RECORDS FOR THE TASK:
────────

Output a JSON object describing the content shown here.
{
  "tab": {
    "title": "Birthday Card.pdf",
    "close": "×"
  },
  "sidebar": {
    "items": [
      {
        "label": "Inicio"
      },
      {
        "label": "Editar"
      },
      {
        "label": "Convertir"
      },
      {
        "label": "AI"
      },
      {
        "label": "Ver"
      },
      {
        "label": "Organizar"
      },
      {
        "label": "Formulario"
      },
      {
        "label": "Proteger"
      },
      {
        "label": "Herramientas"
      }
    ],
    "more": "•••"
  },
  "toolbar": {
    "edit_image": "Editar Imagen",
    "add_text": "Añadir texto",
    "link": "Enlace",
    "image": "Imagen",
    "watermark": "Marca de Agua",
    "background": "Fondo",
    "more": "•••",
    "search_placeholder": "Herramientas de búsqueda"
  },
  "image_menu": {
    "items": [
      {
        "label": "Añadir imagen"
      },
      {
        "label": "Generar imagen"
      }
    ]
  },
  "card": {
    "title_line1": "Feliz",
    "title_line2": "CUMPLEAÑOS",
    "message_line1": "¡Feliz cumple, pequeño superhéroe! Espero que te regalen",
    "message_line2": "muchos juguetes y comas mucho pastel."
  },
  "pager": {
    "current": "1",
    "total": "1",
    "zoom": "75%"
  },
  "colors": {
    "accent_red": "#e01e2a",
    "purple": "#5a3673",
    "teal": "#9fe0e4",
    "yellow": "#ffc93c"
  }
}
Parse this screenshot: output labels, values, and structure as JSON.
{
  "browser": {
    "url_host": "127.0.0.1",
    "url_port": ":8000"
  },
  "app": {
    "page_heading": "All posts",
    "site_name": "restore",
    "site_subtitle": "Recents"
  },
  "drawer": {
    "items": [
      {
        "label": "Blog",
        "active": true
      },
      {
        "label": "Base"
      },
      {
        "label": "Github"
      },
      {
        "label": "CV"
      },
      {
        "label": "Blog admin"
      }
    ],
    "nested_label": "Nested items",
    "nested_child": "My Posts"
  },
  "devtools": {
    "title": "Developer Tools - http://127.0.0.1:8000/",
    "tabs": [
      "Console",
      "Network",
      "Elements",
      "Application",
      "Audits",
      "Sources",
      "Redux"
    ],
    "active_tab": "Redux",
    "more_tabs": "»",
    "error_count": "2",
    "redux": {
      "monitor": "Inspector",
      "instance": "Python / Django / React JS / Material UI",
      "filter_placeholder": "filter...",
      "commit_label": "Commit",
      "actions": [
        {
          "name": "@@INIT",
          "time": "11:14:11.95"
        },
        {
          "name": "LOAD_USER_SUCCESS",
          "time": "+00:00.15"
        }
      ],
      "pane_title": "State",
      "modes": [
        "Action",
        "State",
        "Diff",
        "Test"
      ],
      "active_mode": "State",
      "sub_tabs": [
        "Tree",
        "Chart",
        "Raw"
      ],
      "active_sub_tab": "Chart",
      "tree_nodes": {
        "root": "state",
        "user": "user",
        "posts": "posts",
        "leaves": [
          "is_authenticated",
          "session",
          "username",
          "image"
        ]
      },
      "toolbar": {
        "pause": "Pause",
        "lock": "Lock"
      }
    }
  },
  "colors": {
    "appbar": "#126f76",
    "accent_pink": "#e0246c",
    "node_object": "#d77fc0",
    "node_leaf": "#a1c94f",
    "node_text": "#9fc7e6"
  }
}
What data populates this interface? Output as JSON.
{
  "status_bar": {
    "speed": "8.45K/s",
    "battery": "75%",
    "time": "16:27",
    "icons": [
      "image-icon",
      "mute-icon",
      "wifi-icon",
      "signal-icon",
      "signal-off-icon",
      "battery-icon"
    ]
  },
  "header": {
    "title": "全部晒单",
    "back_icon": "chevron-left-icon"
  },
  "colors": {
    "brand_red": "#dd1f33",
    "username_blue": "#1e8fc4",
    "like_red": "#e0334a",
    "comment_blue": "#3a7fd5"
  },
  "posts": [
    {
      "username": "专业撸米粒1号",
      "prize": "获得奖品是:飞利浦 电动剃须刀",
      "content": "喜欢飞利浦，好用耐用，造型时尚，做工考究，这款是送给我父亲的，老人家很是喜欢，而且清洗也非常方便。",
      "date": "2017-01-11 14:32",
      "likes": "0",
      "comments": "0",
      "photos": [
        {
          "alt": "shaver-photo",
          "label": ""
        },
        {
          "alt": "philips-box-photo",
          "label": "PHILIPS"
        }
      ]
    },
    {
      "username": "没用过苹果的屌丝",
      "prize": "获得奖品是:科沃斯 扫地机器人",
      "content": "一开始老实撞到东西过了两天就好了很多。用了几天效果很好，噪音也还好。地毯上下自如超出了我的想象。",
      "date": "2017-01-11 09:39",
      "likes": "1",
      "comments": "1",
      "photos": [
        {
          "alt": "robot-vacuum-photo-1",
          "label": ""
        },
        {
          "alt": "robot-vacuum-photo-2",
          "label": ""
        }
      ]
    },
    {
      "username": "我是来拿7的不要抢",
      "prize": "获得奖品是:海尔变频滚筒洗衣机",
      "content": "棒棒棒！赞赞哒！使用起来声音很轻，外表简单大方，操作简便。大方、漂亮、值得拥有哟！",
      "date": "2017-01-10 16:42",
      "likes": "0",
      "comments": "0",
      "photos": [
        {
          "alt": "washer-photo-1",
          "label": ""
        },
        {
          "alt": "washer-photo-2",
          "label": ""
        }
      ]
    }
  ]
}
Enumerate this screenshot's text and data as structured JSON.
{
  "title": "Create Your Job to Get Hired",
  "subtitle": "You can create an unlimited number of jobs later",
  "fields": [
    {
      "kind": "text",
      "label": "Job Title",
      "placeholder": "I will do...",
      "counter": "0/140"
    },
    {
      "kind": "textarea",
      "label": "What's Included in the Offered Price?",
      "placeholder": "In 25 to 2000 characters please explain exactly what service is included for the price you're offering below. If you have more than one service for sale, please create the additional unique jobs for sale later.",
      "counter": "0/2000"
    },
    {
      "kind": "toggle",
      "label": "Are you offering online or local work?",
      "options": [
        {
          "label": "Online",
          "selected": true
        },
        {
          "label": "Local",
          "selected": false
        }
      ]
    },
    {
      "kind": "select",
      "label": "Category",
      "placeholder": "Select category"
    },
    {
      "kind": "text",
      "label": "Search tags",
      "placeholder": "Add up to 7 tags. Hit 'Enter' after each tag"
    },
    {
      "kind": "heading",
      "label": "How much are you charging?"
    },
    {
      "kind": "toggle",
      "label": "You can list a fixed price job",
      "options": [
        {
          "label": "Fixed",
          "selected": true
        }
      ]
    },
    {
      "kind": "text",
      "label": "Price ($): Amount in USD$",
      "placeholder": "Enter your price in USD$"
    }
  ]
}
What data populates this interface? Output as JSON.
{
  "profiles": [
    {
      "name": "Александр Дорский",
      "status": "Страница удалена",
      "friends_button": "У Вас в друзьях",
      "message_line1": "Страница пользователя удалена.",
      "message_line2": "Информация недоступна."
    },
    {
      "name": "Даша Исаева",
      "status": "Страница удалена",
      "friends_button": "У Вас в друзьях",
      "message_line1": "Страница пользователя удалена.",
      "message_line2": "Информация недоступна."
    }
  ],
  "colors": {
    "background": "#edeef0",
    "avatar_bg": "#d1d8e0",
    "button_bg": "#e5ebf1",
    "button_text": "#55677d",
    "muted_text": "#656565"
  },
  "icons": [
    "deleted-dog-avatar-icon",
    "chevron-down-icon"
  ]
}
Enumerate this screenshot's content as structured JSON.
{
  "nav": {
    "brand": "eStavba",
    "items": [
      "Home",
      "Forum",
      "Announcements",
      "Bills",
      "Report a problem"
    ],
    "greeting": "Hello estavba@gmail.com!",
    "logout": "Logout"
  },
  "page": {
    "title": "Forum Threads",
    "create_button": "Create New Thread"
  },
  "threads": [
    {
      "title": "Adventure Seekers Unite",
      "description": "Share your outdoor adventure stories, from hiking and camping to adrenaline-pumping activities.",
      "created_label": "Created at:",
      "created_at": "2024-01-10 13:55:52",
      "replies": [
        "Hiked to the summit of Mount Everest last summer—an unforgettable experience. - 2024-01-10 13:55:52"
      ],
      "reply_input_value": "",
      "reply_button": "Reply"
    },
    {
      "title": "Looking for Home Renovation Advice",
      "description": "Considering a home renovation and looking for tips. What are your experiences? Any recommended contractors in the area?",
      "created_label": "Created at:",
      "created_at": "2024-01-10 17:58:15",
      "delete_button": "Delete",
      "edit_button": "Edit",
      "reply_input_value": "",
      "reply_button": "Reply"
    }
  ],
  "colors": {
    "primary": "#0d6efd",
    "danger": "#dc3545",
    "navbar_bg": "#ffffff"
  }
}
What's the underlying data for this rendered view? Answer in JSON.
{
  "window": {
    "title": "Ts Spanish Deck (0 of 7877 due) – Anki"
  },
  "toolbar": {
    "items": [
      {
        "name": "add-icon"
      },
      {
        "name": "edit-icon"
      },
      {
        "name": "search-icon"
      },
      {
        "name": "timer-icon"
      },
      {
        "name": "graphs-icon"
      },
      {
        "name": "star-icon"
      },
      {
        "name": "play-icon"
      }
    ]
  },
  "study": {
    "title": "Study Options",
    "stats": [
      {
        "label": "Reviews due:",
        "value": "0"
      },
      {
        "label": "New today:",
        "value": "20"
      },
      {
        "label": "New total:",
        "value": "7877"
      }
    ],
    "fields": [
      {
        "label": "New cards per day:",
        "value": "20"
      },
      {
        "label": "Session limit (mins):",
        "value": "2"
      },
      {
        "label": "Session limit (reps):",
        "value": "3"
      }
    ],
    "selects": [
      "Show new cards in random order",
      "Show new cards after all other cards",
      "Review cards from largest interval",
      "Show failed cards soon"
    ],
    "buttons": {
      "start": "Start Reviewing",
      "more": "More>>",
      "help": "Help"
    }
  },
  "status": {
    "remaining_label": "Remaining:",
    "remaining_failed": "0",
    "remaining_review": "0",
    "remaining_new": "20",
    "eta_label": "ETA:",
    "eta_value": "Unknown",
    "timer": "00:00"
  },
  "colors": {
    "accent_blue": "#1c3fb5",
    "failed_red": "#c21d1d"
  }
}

────────

All lines holding the word "chevron" should be picked out and copied.

    "back_icon": "chevron-left-icon"
    "chevron-down-icon"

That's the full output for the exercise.